_Task details_.
The data follows. Retype every entry exactly.

_Recorded information_.
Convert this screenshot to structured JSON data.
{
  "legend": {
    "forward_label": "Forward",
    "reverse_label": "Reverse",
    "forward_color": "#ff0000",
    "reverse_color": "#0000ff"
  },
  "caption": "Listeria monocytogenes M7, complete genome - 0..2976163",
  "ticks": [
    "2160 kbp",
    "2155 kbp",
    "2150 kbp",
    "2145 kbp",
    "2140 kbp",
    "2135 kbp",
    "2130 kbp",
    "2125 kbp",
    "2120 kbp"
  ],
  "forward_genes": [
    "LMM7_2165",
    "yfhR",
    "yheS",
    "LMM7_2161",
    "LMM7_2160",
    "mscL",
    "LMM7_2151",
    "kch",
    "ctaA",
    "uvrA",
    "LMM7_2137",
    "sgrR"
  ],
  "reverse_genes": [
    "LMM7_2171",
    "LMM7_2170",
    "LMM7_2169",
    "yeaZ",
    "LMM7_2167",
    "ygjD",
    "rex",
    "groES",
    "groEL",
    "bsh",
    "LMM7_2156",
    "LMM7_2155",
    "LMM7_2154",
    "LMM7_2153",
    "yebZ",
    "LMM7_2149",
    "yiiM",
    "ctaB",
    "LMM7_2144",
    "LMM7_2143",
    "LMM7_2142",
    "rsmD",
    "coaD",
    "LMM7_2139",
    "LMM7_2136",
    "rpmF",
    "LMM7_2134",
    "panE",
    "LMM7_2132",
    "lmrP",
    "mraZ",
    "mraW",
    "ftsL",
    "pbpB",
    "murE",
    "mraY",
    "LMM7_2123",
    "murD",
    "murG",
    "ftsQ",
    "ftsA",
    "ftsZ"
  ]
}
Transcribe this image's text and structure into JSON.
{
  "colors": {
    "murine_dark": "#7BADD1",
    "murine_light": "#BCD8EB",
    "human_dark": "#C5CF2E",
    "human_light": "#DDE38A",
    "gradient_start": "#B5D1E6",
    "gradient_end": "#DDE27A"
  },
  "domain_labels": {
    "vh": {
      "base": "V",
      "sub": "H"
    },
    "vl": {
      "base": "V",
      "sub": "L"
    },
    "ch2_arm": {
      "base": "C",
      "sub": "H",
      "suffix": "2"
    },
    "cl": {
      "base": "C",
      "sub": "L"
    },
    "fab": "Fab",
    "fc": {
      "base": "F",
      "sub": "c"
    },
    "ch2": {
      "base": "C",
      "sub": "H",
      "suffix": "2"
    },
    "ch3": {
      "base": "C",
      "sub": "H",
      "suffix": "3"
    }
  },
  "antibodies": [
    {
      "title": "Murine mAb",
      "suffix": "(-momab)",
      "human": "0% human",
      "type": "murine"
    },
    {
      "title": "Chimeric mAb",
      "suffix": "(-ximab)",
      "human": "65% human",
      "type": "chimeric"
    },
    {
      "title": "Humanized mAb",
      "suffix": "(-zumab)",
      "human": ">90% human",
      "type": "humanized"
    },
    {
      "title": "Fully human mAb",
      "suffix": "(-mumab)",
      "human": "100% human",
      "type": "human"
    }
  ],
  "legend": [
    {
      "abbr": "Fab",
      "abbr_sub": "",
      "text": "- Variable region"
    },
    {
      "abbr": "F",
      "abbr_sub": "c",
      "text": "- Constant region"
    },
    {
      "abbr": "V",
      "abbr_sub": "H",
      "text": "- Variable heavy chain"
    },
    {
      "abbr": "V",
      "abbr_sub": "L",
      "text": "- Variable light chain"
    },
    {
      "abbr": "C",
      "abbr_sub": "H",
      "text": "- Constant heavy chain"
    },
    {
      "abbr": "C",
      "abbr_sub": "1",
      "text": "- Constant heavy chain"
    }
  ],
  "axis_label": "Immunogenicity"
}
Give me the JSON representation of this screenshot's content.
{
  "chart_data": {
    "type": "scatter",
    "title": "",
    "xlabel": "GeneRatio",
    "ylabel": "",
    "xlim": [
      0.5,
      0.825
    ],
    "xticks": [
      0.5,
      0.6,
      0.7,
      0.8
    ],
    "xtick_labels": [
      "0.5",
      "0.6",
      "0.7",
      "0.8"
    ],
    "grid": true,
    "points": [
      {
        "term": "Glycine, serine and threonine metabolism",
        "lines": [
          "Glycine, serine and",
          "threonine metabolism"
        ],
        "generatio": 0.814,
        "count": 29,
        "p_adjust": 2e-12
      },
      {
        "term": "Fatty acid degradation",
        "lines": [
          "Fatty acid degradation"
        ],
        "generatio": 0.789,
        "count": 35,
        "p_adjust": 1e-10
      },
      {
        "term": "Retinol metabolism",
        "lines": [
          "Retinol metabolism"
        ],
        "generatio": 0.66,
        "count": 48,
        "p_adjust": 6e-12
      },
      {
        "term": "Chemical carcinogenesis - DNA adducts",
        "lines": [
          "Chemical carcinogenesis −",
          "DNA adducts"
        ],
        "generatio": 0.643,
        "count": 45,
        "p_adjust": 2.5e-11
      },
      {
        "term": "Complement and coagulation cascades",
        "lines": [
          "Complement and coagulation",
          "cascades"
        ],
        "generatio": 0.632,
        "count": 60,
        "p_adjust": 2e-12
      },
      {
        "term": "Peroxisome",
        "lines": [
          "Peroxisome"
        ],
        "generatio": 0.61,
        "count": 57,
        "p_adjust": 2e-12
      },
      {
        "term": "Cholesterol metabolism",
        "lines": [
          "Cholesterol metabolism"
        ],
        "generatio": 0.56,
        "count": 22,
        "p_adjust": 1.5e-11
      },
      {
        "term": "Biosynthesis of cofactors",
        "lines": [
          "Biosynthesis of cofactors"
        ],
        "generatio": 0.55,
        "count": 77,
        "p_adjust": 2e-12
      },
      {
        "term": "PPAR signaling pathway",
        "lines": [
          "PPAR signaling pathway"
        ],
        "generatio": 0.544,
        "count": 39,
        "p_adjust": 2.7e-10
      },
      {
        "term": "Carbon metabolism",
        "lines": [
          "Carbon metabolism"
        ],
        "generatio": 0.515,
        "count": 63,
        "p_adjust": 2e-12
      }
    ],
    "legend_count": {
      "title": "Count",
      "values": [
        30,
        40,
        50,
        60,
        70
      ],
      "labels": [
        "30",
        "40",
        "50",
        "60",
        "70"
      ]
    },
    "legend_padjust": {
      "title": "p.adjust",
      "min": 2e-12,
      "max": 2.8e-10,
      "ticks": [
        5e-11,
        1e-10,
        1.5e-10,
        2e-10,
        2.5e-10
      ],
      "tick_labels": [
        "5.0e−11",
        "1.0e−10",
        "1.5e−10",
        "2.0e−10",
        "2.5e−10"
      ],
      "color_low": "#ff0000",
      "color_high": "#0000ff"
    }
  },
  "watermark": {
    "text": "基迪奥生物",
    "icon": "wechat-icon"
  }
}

_Solution to this problem_.
Convert this screenshot to structured JSON data.
{
  "legend": {
    "forward_label": "Forward",
    "reverse_label": "Reverse",
    "forward_color": "#ff0000",
    "reverse_color": "#0000ff"
  },
  "caption": "Listeria monocytogenes M7, complete genome - 0..2976163",
  "ticks": [
    "2160 kbp",
    "2155 kbp",
    "2150 kbp",
    "2145 kbp",
    "2140 kbp",
    "2135 kbp",
    "2130 kbp",
    "2125 kbp",
    "2120 kbp"
  ],
  "forward_genes": [
    "LMM7_2165",
    "yfhR",
    "yheS",
    "LMM7_2161",
    "LMM7_2160",
    "mscL",
    "LMM7_2151",
    "kch",
    "ctaA",
    "uvrA",
    "LMM7_2137",
    "sgrR"
  ],
  "reverse_genes": [
    "LMM7_2171",
    "LMM7_2170",
    "LMM7_2169",
    "yeaZ",
    "LMM7_2167",
    "ygjD",
    "rex",
    "groES",
    "groEL",
    "bsh",
    "LMM7_2156",
    "LMM7_2155",
    "LMM7_2154",
    "LMM7_2153",
    "yebZ",
    "LMM7_2149",
    "yiiM",
    "ctaB",
    "LMM7_2144",
    "LMM7_2143",
    "LMM7_2142",
    "rsmD",
    "coaD",
    "LMM7_2139",
    "LMM7_2136",
    "rpmF",
    "LMM7_2134",
    "panE",
    "LMM7_2132",
    "lmrP",
    "mraZ",
    "mraW",
    "ftsL",
    "pbpB",
    "murE",
    "mraY",
    "LMM7_2123",
    "murD",
    "murG",
    "ftsQ",
    "ftsA",
    "ftsZ"
  ]
}
Transcribe this image's text and structure into JSON.
{
  "colors": {
    "murine_dark": "#7BADD1",
    "murine_light": "#BCD8EB",
    "human_dark": "#C5CF2E",
    "human_light": "#DDE38A",
    "gradient_start": "#B5D1E6",
    "gradient_end": "#DDE27A"
  },
  "domain_labels": {
    "vh": {
      "base": "V",
      "sub": "H"
    },
    "vl": {
      "base": "V",
      "sub": "L"
    },
    "ch2_arm": {
      "base": "C",
      "sub": "H",
      "suffix": "2"
    },
    "cl": {
      "base": "C",
      "sub": "L"
    },
    "fab": "Fab",
    "fc": {
      "base": "F",
      "sub": "c"
    },
    "ch2": {
      "base": "C",
      "sub": "H",
      "suffix": "2"
    },
    "ch3": {
      "base": "C",
      "sub": "H",
      "suffix": "3"
    }
  },
  "antibodies": [
    {
      "title": "Murine mAb",
      "suffix": "(-momab)",
      "human": "0% human",
      "type": "murine"
    },
    {
      "title": "Chimeric mAb",
      "suffix": "(-ximab)",
      "human": "65% human",
      "type": "chimeric"
    },
    {
      "title": "Humanized mAb",
      "suffix": "(-zumab)",
      "human": ">90% human",
      "type": "humanized"
    },
    {
      "title": "Fully human mAb",
      "suffix": "(-mumab)",
      "human": "100% human",
      "type": "human"
    }
  ],
  "legend": [
    {
      "abbr": "Fab",
      "abbr_sub": "",
      "text": "- Variable region"
    },
    {
      "abbr": "F",
      "abbr_sub": "c",
      "text": "- Constant region"
    },
    {
      "abbr": "V",
      "abbr_sub": "H",
      "text": "- Variable heavy chain"
    },
    {
      "abbr": "V",
      "abbr_sub": "L",
      "text": "- Variable light chain"
    },
    {
      "abbr": "C",
      "abbr_sub": "H",
      "text": "- Constant heavy chain"
    },
    {
      "abbr": "C",
      "abbr_sub": "1",
      "text": "- Constant heavy chain"
    }
  ],
  "axis_label": "Immunogenicity"
}
Give me the JSON representation of this screenshot's content.
{
  "chart_data": {
    "type": "scatter",
    "title": "",
    "xlabel": "GeneRatio",
    "ylabel": "",
    "xlim": [
      0.5,
      0.825
    ],
    "xticks": [
      0.5,
      0.6,
      0.7,
      0.8
    ],
    "xtick_labels": [
      "0.5",
      "0.6",
      "0.7",
      "0.8"
    ],
    "grid": true,
    "points": [
      {
        "term": "Glycine, serine and threonine metabolism",
        "lines": [
          "Glycine, serine and",
          "threonine metabolism"
        ],
        "generatio": 0.814,
        "count": 29,
        "p_adjust": 2e-12
      },
      {
        "term": "Fatty acid degradation",
        "lines": [
          "Fatty acid degradation"
        ],
        "generatio": 0.789,
        "count": 35,
        "p_adjust": 1e-10
      },
      {
        "term": "Retinol metabolism",
        "lines": [
          "Retinol metabolism"
        ],
        "generatio": 0.66,
        "count": 48,
        "p_adjust": 6e-12
      },
      {
        "term": "Chemical carcinogenesis - DNA adducts",
        "lines": [
          "Chemical carcinogenesis −",
          "DNA adducts"
        ],
        "generatio": 0.643,
        "count": 45,
        "p_adjust": 2.5e-11
      },
      {
        "term": "Complement and coagulation cascades",
        "lines": [
          "Complement and coagulation",
          "cascades"
        ],
        "generatio": 0.632,
        "count": 60,
        "p_adjust": 2e-12
      },
      {
        "term": "Peroxisome",
        "lines": [
          "Peroxisome"
        ],
        "generatio": 0.61,
        "count": 57,
        "p_adjust": 2e-12
      },
      {
        "term": "Cholesterol metabolism",
        "lines": [
          "Cholesterol metabolism"
        ],
        "generatio": 0.56,
        "count": 22,
        "p_adjust": 1.5e-11
      },
      {
        "term": "Biosynthesis of cofactors",
        "lines": [
          "Biosynthesis of cofactors"
        ],
        "generatio": 0.55,
        "count": 77,
        "p_adjust": 2e-12
      },
      {
        "term": "PPAR signaling pathway",
        "lines": [
          "PPAR signaling pathway"
        ],
        "generatio": 0.544,
        "count": 39,
        "p_adjust": 2.7e-10
      },
      {
        "term": "Carbon metabolism",
        "lines": [
          "Carbon metabolism"
        ],
        "generatio": 0.515,
        "count": 63,
        "p_adjust": 2e-12
      }
    ],
    "legend_count": {
      "title": "Count",
      "values": [
        30,
        40,
        50,
        60,
        70
      ],
      "labels": [
        "30",
        "40",
        "50",
        "60",
        "70"
      ]
    },
    "legend_padjust": {
      "title": "p.adjust",
      "min": 2e-12,
      "max": 2.8e-10,
      "ticks": [
        5e-11,
        1e-10,
        1.5e-10,
        2e-10,
        2.5e-10
      ],
      "tick_labels": [
        "5.0e−11",
        "1.0e−10",
        "1.5e−10",
        "2.0e−10",
        "2.5e−10"
      ],
      "color_low": "#ff0000",
      "color_high": "#0000ff"
    }
  },
  "watermark": {
    "text": "基迪奥生物",
    "icon": "wechat-icon"
  }
}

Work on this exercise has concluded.